### SET PROBLEM
Give a verbatim quotation of every record.

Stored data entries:
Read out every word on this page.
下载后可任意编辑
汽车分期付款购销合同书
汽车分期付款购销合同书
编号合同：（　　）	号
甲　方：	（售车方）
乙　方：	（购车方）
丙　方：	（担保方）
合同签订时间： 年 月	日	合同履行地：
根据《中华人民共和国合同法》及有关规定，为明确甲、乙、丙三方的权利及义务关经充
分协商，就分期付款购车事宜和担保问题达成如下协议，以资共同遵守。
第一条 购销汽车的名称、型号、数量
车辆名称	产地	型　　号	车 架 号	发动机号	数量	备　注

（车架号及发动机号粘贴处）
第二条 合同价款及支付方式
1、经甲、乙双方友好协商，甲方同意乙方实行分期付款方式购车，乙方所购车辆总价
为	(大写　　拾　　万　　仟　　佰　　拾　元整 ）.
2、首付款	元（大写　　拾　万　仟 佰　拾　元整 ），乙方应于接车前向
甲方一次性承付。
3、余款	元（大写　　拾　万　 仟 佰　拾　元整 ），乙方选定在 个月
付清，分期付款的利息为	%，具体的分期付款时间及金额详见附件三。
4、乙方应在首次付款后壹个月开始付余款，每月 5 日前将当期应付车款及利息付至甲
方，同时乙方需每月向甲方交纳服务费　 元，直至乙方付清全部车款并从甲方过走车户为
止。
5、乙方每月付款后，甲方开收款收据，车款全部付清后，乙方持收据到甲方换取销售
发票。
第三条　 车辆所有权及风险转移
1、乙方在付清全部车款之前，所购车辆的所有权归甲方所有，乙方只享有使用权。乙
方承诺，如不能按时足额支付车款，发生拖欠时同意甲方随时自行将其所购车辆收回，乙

### RESPONSE TO THE TASK
Read out every word on this page.
下载后可任意编辑
汽车分期付款购销合同书
汽车分期付款购销合同书
编号合同：（　　）	号
甲　方：	（售车方）
乙　方：	（购车方）
丙　方：	（担保方）
合同签订时间： 年 月	日	合同履行地：
根据《中华人民共和国合同法》及有关规定，为明确甲、乙、丙三方的权利及义务关经充
分协商，就分期付款购车事宜和担保问题达成如下协议，以资共同遵守。
第一条 购销汽车的名称、型号、数量
车辆名称	产地	型　　号	车 架 号	发动机号	数量	备　注

（车架号及发动机号粘贴处）
第二条 合同价款及支付方式
1、经甲、乙双方友好协商，甲方同意乙方实行分期付款方式购车，乙方所购车辆总价
为	(大写　　拾　　万　　仟　　佰　　拾　元整 ）.
2、首付款	元（大写　　拾　万　仟 佰　拾　元整 ），乙方应于接车前向
甲方一次性承付。
3、余款	元（大写　　拾　万　 仟 佰　拾　元整 ），乙方选定在 个月
付清，分期付款的利息为	%，具体的分期付款时间及金额详见附件三。
4、乙方应在首次付款后壹个月开始付余款，每月 5 日前将当期应付车款及利息付至甲
方，同时乙方需每月向甲方交纳服务费　 元，直至乙方付清全部车款并从甲方过走车户为
止。
5、乙方每月付款后，甲方开收款收据，车款全部付清后，乙方持收据到甲方换取销售
发票。
第三条　 车辆所有权及风险转移
1、乙方在付清全部车款之前，所购车辆的所有权归甲方所有，乙方只享有使用权。乙
方承诺，如不能按时足额支付车款，发生拖欠时同意甲方随时自行将其所购车辆收回，乙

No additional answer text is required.